Work required:
Copy out each line exactly as it appears.

Task input:
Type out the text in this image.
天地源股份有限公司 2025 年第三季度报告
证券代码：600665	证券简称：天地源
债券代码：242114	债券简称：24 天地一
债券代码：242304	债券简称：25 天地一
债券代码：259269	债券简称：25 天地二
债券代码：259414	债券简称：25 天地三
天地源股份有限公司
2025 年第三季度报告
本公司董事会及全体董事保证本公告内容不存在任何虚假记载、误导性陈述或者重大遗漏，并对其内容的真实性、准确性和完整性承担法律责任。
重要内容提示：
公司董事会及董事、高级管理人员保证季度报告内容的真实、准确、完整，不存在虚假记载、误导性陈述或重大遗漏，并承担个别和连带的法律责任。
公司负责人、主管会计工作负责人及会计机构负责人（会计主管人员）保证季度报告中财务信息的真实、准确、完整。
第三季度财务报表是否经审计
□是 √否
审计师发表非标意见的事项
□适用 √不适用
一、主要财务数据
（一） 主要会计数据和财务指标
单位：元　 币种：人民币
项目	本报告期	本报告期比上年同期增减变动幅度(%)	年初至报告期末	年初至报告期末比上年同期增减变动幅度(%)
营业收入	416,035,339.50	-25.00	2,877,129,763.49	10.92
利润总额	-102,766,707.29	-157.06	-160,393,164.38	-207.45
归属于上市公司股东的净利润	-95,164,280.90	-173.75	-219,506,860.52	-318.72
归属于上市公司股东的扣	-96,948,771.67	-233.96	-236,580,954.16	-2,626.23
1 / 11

Answer to this problem:
Type out the text in this image.
天地源股份有限公司 2025 年第三季度报告
证券代码：600665	证券简称：天地源
债券代码：242114	债券简称：24 天地一
债券代码：242304	债券简称：25 天地一
债券代码：259269	债券简称：25 天地二
债券代码：259414	债券简称：25 天地三
天地源股份有限公司
2025 年第三季度报告
本公司董事会及全体董事保证本公告内容不存在任何虚假记载、误导性陈述或者重大遗漏，并对其内容的真实性、准确性和完整性承担法律责任。
重要内容提示：
公司董事会及董事、高级管理人员保证季度报告内容的真实、准确、完整，不存在虚假记载、误导性陈述或重大遗漏，并承担个别和连带的法律责任。
公司负责人、主管会计工作负责人及会计机构负责人（会计主管人员）保证季度报告中财务信息的真实、准确、完整。
第三季度财务报表是否经审计
□是 √否
审计师发表非标意见的事项
□适用 √不适用
一、主要财务数据
（一） 主要会计数据和财务指标
单位：元　 币种：人民币
项目	本报告期	本报告期比上年同期增减变动幅度(%)	年初至报告期末	年初至报告期末比上年同期增减变动幅度(%)
营业收入	416,035,339.50	-25.00	2,877,129,763.49	10.92
利润总额	-102,766,707.29	-157.06	-160,393,164.38	-207.45
归属于上市公司股东的净利润	-95,164,280.90	-173.75	-219,506,860.52	-318.72
归属于上市公司股东的扣	-96,948,771.67	-233.96	-236,580,954.16	-2,626.23
1 / 11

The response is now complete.